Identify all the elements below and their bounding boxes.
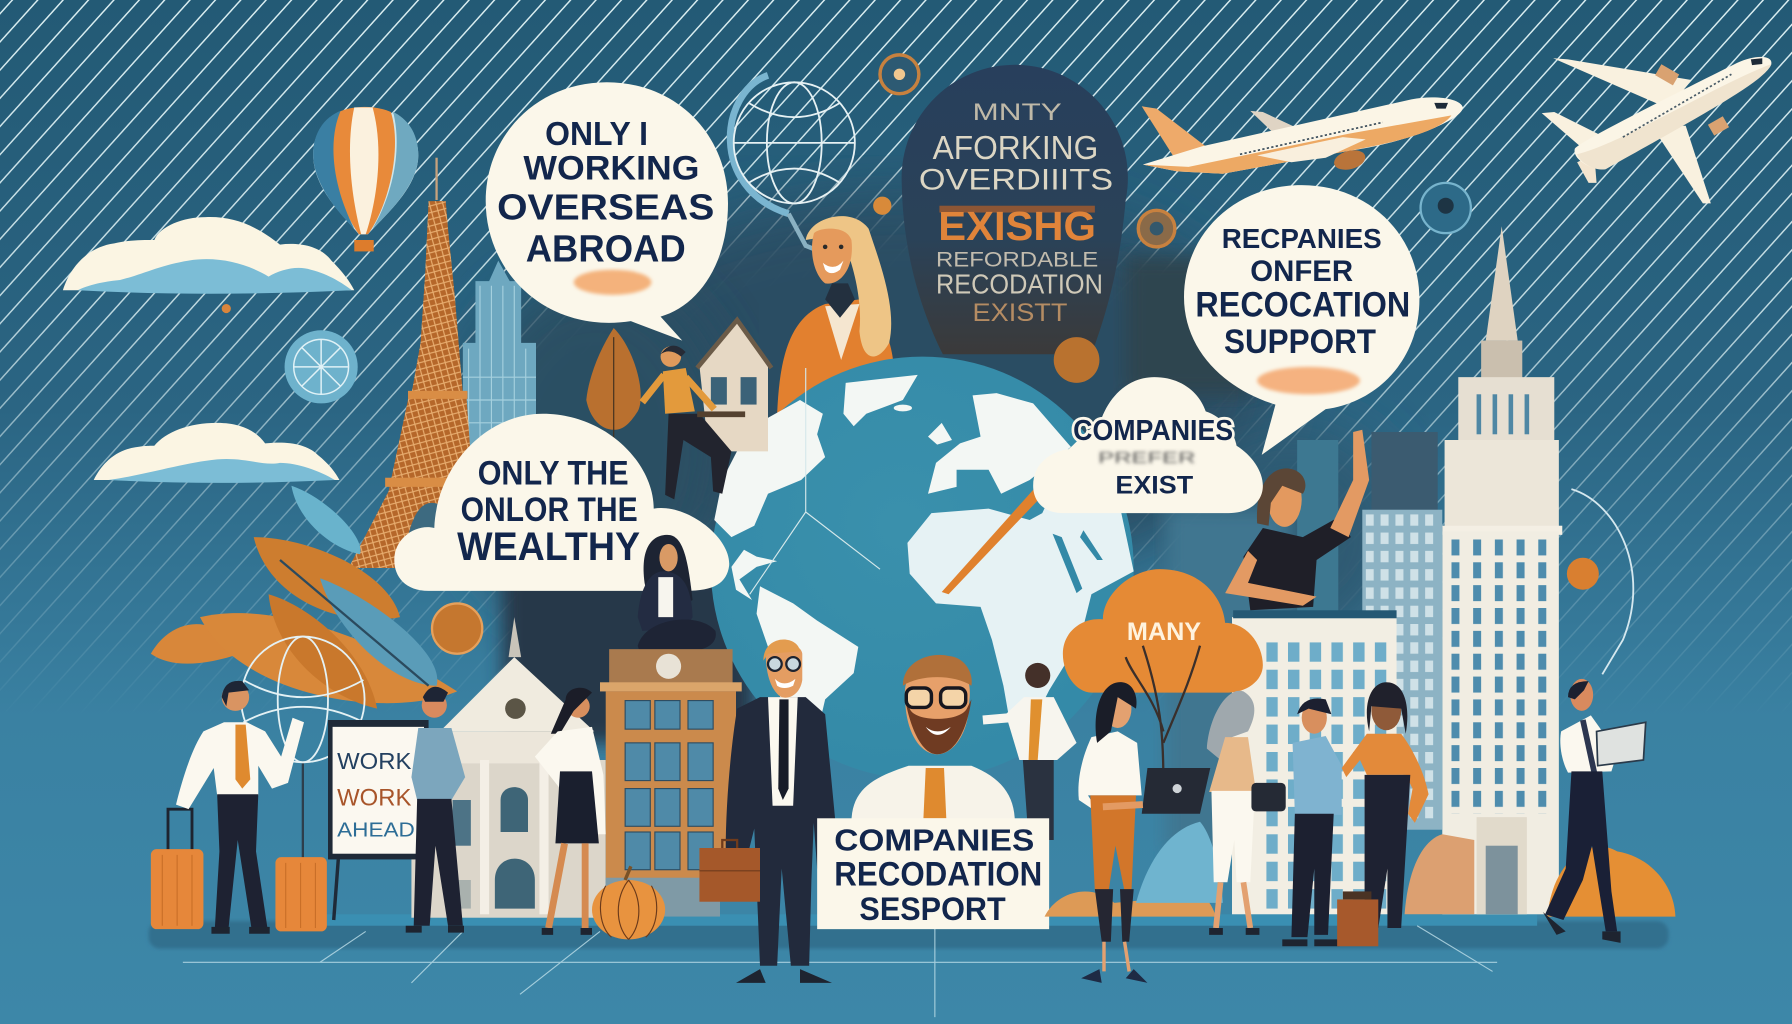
sign: work ahead: WORK <box>337 785 411 812</box>
speech bubble: relocation support: SUPPORT <box>1224 323 1376 361</box>
speech bubble: working overseas <box>486 82 728 341</box>
briefcase on floor <box>1337 891 1378 946</box>
speech bubble: working overseas: ONLY I <box>545 116 648 153</box>
cloud bubble: only the wealthy <box>394 414 729 591</box>
cloud bubble: companies exist <box>1033 377 1263 513</box>
suitcase: right <box>275 857 327 931</box>
circle text: AFORKING <box>933 130 1098 167</box>
woman in black top waving <box>1225 430 1369 610</box>
pumpkin <box>592 866 665 939</box>
speech bubble: relocation support: RECOCATION <box>1195 285 1410 325</box>
small decorations around circle <box>222 183 1633 674</box>
eiffel tower <box>349 158 482 568</box>
speech bubble: working overseas: OVERSEAS <box>497 186 714 227</box>
cloud bubble: only the wealthy: WEALTHY <box>457 525 640 569</box>
circle text: RECODATION <box>936 269 1103 300</box>
circle text: REFORDABLE <box>936 246 1098 271</box>
wire globe: top <box>730 75 855 257</box>
pen <box>942 472 1058 594</box>
man in grey jacket <box>406 687 465 933</box>
sign: work ahead: AHEAD <box>337 819 415 842</box>
big globe <box>711 357 1134 779</box>
woman with laptop <box>1078 682 1210 983</box>
tall skyscraper <box>1442 226 1562 914</box>
woman with black skirt <box>535 688 606 935</box>
sign: work ahead <box>299 720 429 920</box>
cloud: lower left <box>94 423 339 483</box>
building: orange brick <box>600 649 742 917</box>
sign: companies relocation support <box>817 818 1049 929</box>
cloud bubble: only the wealthy: ONLY THE <box>478 455 629 493</box>
circle text: MNTY <box>973 99 1062 126</box>
icon: fan wheel <box>285 330 358 403</box>
woman in orange top <box>1342 682 1429 928</box>
speech bubble: relocation support <box>1184 185 1419 455</box>
man in blue shirt <box>1251 699 1342 946</box>
airplane: cream <box>1542 57 1771 203</box>
cloud bubble: companies exist: EXIST <box>1115 472 1194 500</box>
man in black suit <box>726 640 840 983</box>
cloud bubble: companies exist: PREFER <box>1098 450 1195 467</box>
woman sitting on building <box>638 535 716 658</box>
middle office building <box>1232 610 1397 914</box>
cloud bubble: only the wealthy: ONLOR THE <box>461 491 638 529</box>
orange bushes <box>1045 822 1675 917</box>
sign: companies relocation support: SESPORT <box>859 891 1006 927</box>
icon: orange ring <box>880 55 919 94</box>
dark circle callout <box>902 65 1128 354</box>
sign: companies relocation support: COMPANIES <box>834 822 1034 857</box>
orange cloud: many: MANY <box>1127 618 1201 646</box>
speech bubble: working overseas: ABROAD <box>526 228 686 270</box>
airplane: orange tail <box>1142 97 1463 174</box>
man with orange tie <box>176 681 304 934</box>
cloud bubble: companies exist: COMPANIES <box>1073 415 1233 447</box>
sign: companies relocation support: RECODATION <box>834 856 1042 894</box>
floor <box>149 914 1669 1017</box>
suitcase: left <box>151 809 203 929</box>
cloud: upper left <box>63 217 354 294</box>
foliage: orange leaves <box>151 486 457 709</box>
wire globe: left <box>241 637 365 914</box>
icon: hot air balloon <box>313 107 418 251</box>
circle text: EXISTT <box>973 299 1067 327</box>
orange cloud: many <box>1063 569 1263 800</box>
house <box>697 320 771 451</box>
classic building <box>411 617 606 918</box>
bearded man bust <box>851 655 1015 823</box>
circle text: EXISHG <box>938 203 1096 249</box>
man walking with laptop <box>1543 679 1646 943</box>
sign: work ahead: WORK <box>337 748 411 774</box>
background city towers <box>1297 432 1442 830</box>
woman with laptop near house <box>642 320 771 499</box>
speech bubble: working overseas: WORKING <box>523 149 699 187</box>
continent: greenland and north america <box>714 375 1134 749</box>
leaf near bubble <box>586 328 641 446</box>
speech bubble: relocation support: ONFER <box>1250 255 1353 288</box>
briefcase <box>699 840 760 902</box>
circle text: OVERDIIITS <box>919 164 1113 197</box>
speech bubble: relocation support: RECPANIES <box>1222 223 1382 254</box>
circle text <box>919 99 1113 327</box>
woman in white pants <box>1207 691 1259 935</box>
skyscraper: blue <box>463 261 536 448</box>
man in background with mask <box>983 663 1077 840</box>
woman: blonde with orange jacket <box>777 216 894 414</box>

• • •

▶ [Task brief]: Update the items above by replacing every "cloud bubble" with "thought bubble" and keeping all other text unchanged. Leave the pictures out of your answer.

▶ [Exercise answer]:
Identify all the elements below and their bounding boxes.
sign: work ahead: WORK <box>337 785 411 812</box>
speech bubble: relocation support: SUPPORT <box>1224 323 1376 361</box>
speech bubble: working overseas <box>486 82 728 341</box>
briefcase on floor <box>1337 891 1378 946</box>
speech bubble: working overseas: ONLY I <box>545 116 648 153</box>
thought bubble: only the wealthy <box>394 414 729 591</box>
thought bubble: companies exist <box>1033 377 1263 513</box>
suitcase: right <box>275 857 327 931</box>
circle text: AFORKING <box>933 130 1098 167</box>
woman in black top waving <box>1225 430 1369 610</box>
pumpkin <box>592 866 665 939</box>
speech bubble: relocation support: RECOCATION <box>1195 285 1410 325</box>
small decorations around circle <box>222 183 1633 674</box>
eiffel tower <box>349 158 482 568</box>
speech bubble: working overseas: OVERSEAS <box>497 186 714 227</box>
thought bubble: only the wealthy: WEALTHY <box>457 525 640 569</box>
circle text: RECODATION <box>936 269 1103 300</box>
circle text: REFORDABLE <box>936 246 1098 271</box>
wire globe: top <box>730 75 855 257</box>
pen <box>942 472 1058 594</box>
man in grey jacket <box>406 687 465 933</box>
sign: work ahead: AHEAD <box>337 819 415 842</box>
big globe <box>711 357 1134 779</box>
woman with laptop <box>1078 682 1210 983</box>
tall skyscraper <box>1442 226 1562 914</box>
woman with black skirt <box>535 688 606 935</box>
sign: work ahead <box>299 720 429 920</box>
cloud: lower left <box>94 423 339 483</box>
building: orange brick <box>600 649 742 917</box>
sign: companies relocation support <box>817 818 1049 929</box>
thought bubble: only the wealthy: ONLY THE <box>478 455 629 493</box>
circle text: MNTY <box>973 99 1062 126</box>
icon: fan wheel <box>285 330 358 403</box>
woman in orange top <box>1342 682 1429 928</box>
speech bubble: relocation support <box>1184 185 1419 455</box>
man in blue shirt <box>1251 699 1342 946</box>
airplane: cream <box>1542 57 1771 203</box>
thought bubble: companies exist: EXIST <box>1115 472 1194 500</box>
man in black suit <box>726 640 840 983</box>
thought bubble: companies exist: PREFER <box>1098 450 1195 467</box>
woman sitting on building <box>638 535 716 658</box>
middle office building <box>1232 610 1397 914</box>
thought bubble: only the wealthy: ONLOR THE <box>461 491 638 529</box>
orange bushes <box>1045 822 1675 917</box>
sign: companies relocation support: SESPORT <box>859 891 1006 927</box>
icon: orange ring <box>880 55 919 94</box>
dark circle callout <box>902 65 1128 354</box>
sign: companies relocation support: COMPANIES <box>834 822 1034 857</box>
orange cloud: many: MANY <box>1127 618 1201 646</box>
speech bubble: working overseas: ABROAD <box>526 228 686 270</box>
airplane: orange tail <box>1142 97 1463 174</box>
man with orange tie <box>176 681 304 934</box>
thought bubble: companies exist: COMPANIES <box>1073 415 1233 447</box>
sign: companies relocation support: RECODATION <box>834 856 1042 894</box>
floor <box>149 914 1669 1017</box>
suitcase: left <box>151 809 203 929</box>
cloud: upper left <box>63 217 354 294</box>
foliage: orange leaves <box>151 486 457 709</box>
wire globe: left <box>241 637 365 914</box>
icon: hot air balloon <box>313 107 418 251</box>
circle text: EXISTT <box>973 299 1067 327</box>
orange cloud: many <box>1063 569 1263 800</box>
house <box>697 320 771 451</box>
classic building <box>411 617 606 918</box>
bearded man bust <box>851 655 1015 823</box>
circle text: EXISHG <box>938 203 1096 249</box>
man walking with laptop <box>1543 679 1646 943</box>
sign: work ahead: WORK <box>337 748 411 774</box>
background city towers <box>1297 432 1442 830</box>
woman with laptop near house <box>642 320 771 499</box>
speech bubble: working overseas: WORKING <box>523 149 699 187</box>
continent: greenland and north america <box>714 375 1134 749</box>
leaf near bubble <box>586 328 641 446</box>
speech bubble: relocation support: ONFER <box>1250 255 1353 288</box>
briefcase <box>699 840 760 902</box>
circle text: OVERDIIITS <box>919 164 1113 197</box>
speech bubble: relocation support: RECPANIES <box>1222 223 1382 254</box>
circle text <box>919 99 1113 327</box>
woman in white pants <box>1207 691 1259 935</box>
skyscraper: blue <box>463 261 536 448</box>
man in background with mask <box>983 663 1077 840</box>
woman: blonde with orange jacket <box>777 216 894 414</box>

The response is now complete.